BEGIN STORED RECORDS

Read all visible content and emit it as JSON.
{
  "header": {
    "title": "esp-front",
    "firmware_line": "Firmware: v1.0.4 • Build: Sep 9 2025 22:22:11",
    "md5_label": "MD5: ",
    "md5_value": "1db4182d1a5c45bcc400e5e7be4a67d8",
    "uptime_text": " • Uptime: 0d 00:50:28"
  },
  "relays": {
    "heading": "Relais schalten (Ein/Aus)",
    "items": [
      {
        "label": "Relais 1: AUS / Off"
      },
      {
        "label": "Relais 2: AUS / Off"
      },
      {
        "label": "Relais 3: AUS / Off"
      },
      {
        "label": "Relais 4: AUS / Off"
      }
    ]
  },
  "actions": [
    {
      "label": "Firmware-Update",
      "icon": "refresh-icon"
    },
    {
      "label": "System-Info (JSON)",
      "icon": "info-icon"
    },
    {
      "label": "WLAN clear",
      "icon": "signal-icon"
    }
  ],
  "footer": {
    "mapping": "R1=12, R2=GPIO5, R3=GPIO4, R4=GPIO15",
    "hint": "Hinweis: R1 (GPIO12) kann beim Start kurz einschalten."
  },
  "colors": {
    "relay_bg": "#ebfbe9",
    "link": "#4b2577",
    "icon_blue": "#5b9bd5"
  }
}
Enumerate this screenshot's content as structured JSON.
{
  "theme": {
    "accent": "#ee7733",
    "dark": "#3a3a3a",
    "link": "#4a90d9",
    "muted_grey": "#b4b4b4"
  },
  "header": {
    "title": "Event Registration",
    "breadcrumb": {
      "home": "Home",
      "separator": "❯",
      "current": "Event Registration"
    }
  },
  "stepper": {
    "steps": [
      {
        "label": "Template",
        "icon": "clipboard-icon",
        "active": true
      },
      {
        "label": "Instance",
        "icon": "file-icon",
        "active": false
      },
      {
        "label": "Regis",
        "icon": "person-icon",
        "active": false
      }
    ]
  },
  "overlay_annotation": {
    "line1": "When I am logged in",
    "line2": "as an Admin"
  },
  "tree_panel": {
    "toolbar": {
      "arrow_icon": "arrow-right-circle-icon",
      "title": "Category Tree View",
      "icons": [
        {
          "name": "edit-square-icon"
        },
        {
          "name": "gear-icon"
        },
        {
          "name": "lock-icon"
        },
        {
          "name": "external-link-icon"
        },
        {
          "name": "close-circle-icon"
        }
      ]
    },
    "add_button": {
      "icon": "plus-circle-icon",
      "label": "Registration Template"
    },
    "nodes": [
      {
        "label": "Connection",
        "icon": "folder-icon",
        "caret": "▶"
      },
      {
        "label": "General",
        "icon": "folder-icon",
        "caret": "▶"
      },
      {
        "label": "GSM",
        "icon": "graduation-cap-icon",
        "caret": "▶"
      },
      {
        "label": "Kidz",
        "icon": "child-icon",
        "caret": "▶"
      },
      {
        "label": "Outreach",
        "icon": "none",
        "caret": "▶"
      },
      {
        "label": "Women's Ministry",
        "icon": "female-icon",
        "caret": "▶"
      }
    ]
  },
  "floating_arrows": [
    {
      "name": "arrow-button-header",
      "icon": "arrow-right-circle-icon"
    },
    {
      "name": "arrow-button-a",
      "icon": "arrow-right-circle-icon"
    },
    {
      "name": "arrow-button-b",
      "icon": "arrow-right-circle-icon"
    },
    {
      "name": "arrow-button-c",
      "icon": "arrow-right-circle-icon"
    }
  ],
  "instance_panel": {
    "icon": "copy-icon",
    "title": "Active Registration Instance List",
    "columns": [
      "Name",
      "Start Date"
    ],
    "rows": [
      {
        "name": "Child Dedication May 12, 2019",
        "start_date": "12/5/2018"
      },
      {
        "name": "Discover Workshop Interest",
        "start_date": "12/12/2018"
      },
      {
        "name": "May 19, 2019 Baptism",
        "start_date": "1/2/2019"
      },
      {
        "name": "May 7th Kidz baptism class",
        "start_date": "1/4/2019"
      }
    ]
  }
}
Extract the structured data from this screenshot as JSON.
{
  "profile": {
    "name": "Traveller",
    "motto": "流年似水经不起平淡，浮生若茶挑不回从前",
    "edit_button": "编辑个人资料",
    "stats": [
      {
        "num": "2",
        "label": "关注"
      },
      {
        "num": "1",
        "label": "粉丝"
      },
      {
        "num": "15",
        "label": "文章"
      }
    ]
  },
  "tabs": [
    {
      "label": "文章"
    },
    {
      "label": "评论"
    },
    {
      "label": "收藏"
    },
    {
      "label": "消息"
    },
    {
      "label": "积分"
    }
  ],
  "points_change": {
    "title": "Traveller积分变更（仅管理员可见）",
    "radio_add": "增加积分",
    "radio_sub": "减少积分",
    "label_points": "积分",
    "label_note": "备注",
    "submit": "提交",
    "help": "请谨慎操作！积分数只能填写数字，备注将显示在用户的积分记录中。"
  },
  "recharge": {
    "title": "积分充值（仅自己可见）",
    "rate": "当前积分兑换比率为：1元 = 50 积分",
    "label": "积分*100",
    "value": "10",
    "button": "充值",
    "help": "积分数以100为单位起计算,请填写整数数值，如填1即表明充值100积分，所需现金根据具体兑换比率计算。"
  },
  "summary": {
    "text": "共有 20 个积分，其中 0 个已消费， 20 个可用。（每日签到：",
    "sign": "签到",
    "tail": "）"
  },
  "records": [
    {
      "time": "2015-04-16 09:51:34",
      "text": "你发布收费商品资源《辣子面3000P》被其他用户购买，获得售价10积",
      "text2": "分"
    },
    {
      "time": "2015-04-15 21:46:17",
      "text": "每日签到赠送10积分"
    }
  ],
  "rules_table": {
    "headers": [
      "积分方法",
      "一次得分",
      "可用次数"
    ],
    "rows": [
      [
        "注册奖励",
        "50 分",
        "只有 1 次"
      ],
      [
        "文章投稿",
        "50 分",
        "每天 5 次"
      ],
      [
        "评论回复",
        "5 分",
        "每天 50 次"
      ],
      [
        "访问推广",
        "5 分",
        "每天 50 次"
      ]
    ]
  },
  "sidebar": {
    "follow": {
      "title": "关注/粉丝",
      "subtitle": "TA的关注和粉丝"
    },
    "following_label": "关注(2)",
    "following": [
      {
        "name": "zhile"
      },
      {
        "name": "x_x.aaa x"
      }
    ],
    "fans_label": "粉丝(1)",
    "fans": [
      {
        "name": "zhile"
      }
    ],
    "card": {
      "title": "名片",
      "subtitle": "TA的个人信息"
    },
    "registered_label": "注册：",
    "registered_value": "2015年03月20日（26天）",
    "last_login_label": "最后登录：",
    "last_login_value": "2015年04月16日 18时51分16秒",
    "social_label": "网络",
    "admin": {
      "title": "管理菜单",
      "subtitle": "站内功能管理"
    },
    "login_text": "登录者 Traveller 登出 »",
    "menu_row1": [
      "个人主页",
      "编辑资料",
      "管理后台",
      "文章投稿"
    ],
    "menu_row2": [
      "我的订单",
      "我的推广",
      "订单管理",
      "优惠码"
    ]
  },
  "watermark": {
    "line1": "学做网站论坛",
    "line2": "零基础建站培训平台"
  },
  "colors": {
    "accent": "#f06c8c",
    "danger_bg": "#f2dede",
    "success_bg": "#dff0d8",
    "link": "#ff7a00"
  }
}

END STORED RECORDS

PROBLEM TO SOLVE: Show each line holding the word "subtitle".

EXERCISE RESULT:
      "subtitle": "TA的关注和粉丝"
      "subtitle": "TA的个人信息"
      "subtitle": "站内功能管理"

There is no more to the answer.